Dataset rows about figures
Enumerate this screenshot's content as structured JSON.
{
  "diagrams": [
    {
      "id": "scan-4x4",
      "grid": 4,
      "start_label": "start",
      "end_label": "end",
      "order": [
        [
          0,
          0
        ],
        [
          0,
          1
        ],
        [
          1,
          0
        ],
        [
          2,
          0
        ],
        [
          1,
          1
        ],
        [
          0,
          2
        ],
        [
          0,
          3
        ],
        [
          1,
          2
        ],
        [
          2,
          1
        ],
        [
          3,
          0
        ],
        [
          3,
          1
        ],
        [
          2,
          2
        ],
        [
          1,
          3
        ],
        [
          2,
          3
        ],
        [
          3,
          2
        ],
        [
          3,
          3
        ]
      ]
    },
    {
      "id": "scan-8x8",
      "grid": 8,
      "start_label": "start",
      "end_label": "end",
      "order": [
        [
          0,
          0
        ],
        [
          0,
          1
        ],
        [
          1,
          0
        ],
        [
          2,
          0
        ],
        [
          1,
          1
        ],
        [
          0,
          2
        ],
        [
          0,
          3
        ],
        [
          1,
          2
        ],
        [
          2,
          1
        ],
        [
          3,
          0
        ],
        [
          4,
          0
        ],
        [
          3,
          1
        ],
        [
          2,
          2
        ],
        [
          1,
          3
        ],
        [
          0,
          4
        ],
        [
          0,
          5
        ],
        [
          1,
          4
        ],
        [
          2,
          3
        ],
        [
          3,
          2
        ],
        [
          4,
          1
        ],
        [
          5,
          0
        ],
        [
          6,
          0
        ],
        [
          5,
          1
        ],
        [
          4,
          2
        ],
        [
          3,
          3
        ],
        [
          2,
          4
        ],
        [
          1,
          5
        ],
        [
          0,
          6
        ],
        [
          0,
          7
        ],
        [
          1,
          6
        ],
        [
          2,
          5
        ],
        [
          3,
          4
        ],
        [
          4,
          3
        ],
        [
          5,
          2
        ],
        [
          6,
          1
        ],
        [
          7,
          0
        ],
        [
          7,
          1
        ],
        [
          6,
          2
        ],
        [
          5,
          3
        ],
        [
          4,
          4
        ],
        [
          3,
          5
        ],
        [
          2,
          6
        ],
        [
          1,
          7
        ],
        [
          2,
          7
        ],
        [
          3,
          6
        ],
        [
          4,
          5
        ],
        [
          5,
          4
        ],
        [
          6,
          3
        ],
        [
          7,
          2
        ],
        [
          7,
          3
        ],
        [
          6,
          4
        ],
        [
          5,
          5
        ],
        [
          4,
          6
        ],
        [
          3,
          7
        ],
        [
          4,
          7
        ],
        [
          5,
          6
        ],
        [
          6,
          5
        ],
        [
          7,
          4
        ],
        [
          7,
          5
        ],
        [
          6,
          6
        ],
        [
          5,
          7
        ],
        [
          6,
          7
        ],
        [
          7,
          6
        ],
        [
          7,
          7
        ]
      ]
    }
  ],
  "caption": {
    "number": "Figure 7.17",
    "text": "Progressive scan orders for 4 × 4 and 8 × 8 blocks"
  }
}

Required work
Restate the data above word for word, please.

Expected answer
Enumerate this screenshot's content as structured JSON.
{
  "diagrams": [
    {
      "id": "scan-4x4",
      "grid": 4,
      "start_label": "start",
      "end_label": "end",
      "order": [
        [
          0,
          0
        ],
        [
          0,
          1
        ],
        [
          1,
          0
        ],
        [
          2,
          0
        ],
        [
          1,
          1
        ],
        [
          0,
          2
        ],
        [
          0,
          3
        ],
        [
          1,
          2
        ],
        [
          2,
          1
        ],
        [
          3,
          0
        ],
        [
          3,
          1
        ],
        [
          2,
          2
        ],
        [
          1,
          3
        ],
        [
          2,
          3
        ],
        [
          3,
          2
        ],
        [
          3,
          3
        ]
      ]
    },
    {
      "id": "scan-8x8",
      "grid": 8,
      "start_label": "start",
      "end_label": "end",
      "order": [
        [
          0,
          0
        ],
        [
          0,
          1
        ],
        [
          1,
          0
        ],
        [
          2,
          0
        ],
        [
          1,
          1
        ],
        [
          0,
          2
        ],
        [
          0,
          3
        ],
        [
          1,
          2
        ],
        [
          2,
          1
        ],
        [
          3,
          0
        ],
        [
          4,
          0
        ],
        [
          3,
          1
        ],
        [
          2,
          2
        ],
        [
          1,
          3
        ],
        [
          0,
          4
        ],
        [
          0,
          5
        ],
        [
          1,
          4
        ],
        [
          2,
          3
        ],
        [
          3,
          2
        ],
        [
          4,
          1
        ],
        [
          5,
          0
        ],
        [
          6,
          0
        ],
        [
          5,
          1
        ],
        [
          4,
          2
        ],
        [
          3,
          3
        ],
        [
          2,
          4
        ],
        [
          1,
          5
        ],
        [
          0,
          6
        ],
        [
          0,
          7
        ],
        [
          1,
          6
        ],
        [
          2,
          5
        ],
        [
          3,
          4
        ],
        [
          4,
          3
        ],
        [
          5,
          2
        ],
        [
          6,
          1
        ],
        [
          7,
          0
        ],
        [
          7,
          1
        ],
        [
          6,
          2
        ],
        [
          5,
          3
        ],
        [
          4,
          4
        ],
        [
          3,
          5
        ],
        [
          2,
          6
        ],
        [
          1,
          7
        ],
        [
          2,
          7
        ],
        [
          3,
          6
        ],
        [
          4,
          5
        ],
        [
          5,
          4
        ],
        [
          6,
          3
        ],
        [
          7,
          2
        ],
        [
          7,
          3
        ],
        [
          6,
          4
        ],
        [
          5,
          5
        ],
        [
          4,
          6
        ],
        [
          3,
          7
        ],
        [
          4,
          7
        ],
        [
          5,
          6
        ],
        [
          6,
          5
        ],
        [
          7,
          4
        ],
        [
          7,
          5
        ],
        [
          6,
          6
        ],
        [
          5,
          7
        ],
        [
          6,
          7
        ],
        [
          7,
          6
        ],
        [
          7,
          7
        ]
      ]
    }
  ],
  "caption": {
    "number": "Figure 7.17",
    "text": "Progressive scan orders for 4 × 4 and 8 × 8 blocks"
  }
}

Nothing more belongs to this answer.